Instructions to follow - All of the data should be repeated exactly; pictures are not part of the copy.

Excerpted records -

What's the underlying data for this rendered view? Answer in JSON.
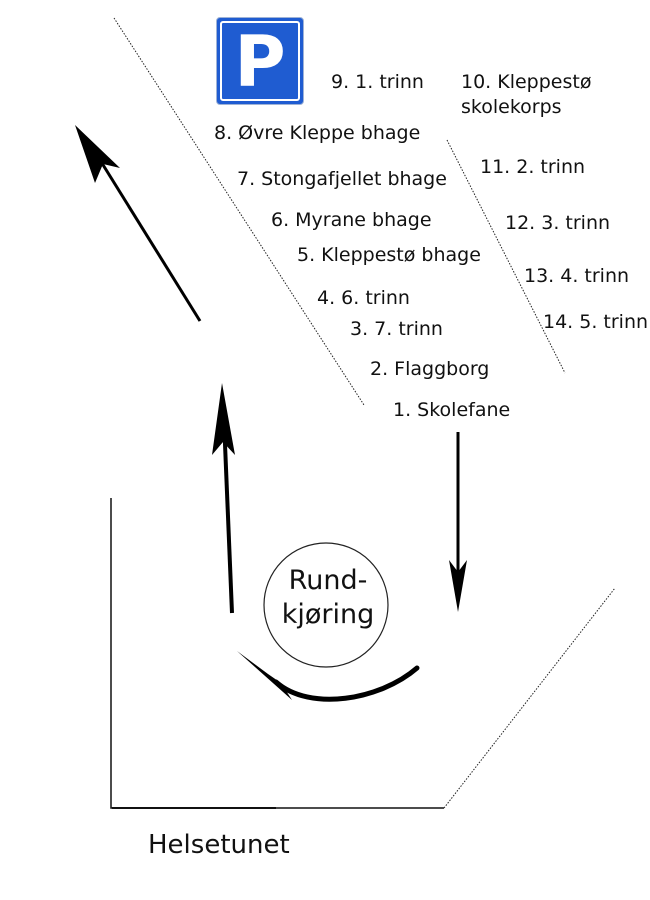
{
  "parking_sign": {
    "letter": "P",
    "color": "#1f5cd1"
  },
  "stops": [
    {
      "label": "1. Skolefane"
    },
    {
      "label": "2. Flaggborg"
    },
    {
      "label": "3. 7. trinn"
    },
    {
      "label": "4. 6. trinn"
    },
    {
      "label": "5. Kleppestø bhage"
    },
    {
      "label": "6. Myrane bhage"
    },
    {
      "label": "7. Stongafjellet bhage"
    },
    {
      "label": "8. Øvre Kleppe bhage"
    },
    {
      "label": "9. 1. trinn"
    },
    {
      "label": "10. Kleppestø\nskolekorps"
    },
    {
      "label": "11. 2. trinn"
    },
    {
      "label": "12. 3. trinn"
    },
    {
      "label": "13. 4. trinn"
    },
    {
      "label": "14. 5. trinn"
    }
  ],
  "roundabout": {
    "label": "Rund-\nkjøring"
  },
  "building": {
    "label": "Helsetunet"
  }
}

Final result -
What's the underlying data for this rendered view? Answer in JSON.
{
  "parking_sign": {
    "letter": "P",
    "color": "#1f5cd1"
  },
  "stops": [
    {
      "label": "1. Skolefane"
    },
    {
      "label": "2. Flaggborg"
    },
    {
      "label": "3. 7. trinn"
    },
    {
      "label": "4. 6. trinn"
    },
    {
      "label": "5. Kleppestø bhage"
    },
    {
      "label": "6. Myrane bhage"
    },
    {
      "label": "7. Stongafjellet bhage"
    },
    {
      "label": "8. Øvre Kleppe bhage"
    },
    {
      "label": "9. 1. trinn"
    },
    {
      "label": "10. Kleppestø\nskolekorps"
    },
    {
      "label": "11. 2. trinn"
    },
    {
      "label": "12. 3. trinn"
    },
    {
      "label": "13. 4. trinn"
    },
    {
      "label": "14. 5. trinn"
    }
  ],
  "roundabout": {
    "label": "Rund-\nkjøring"
  },
  "building": {
    "label": "Helsetunet"
  }
}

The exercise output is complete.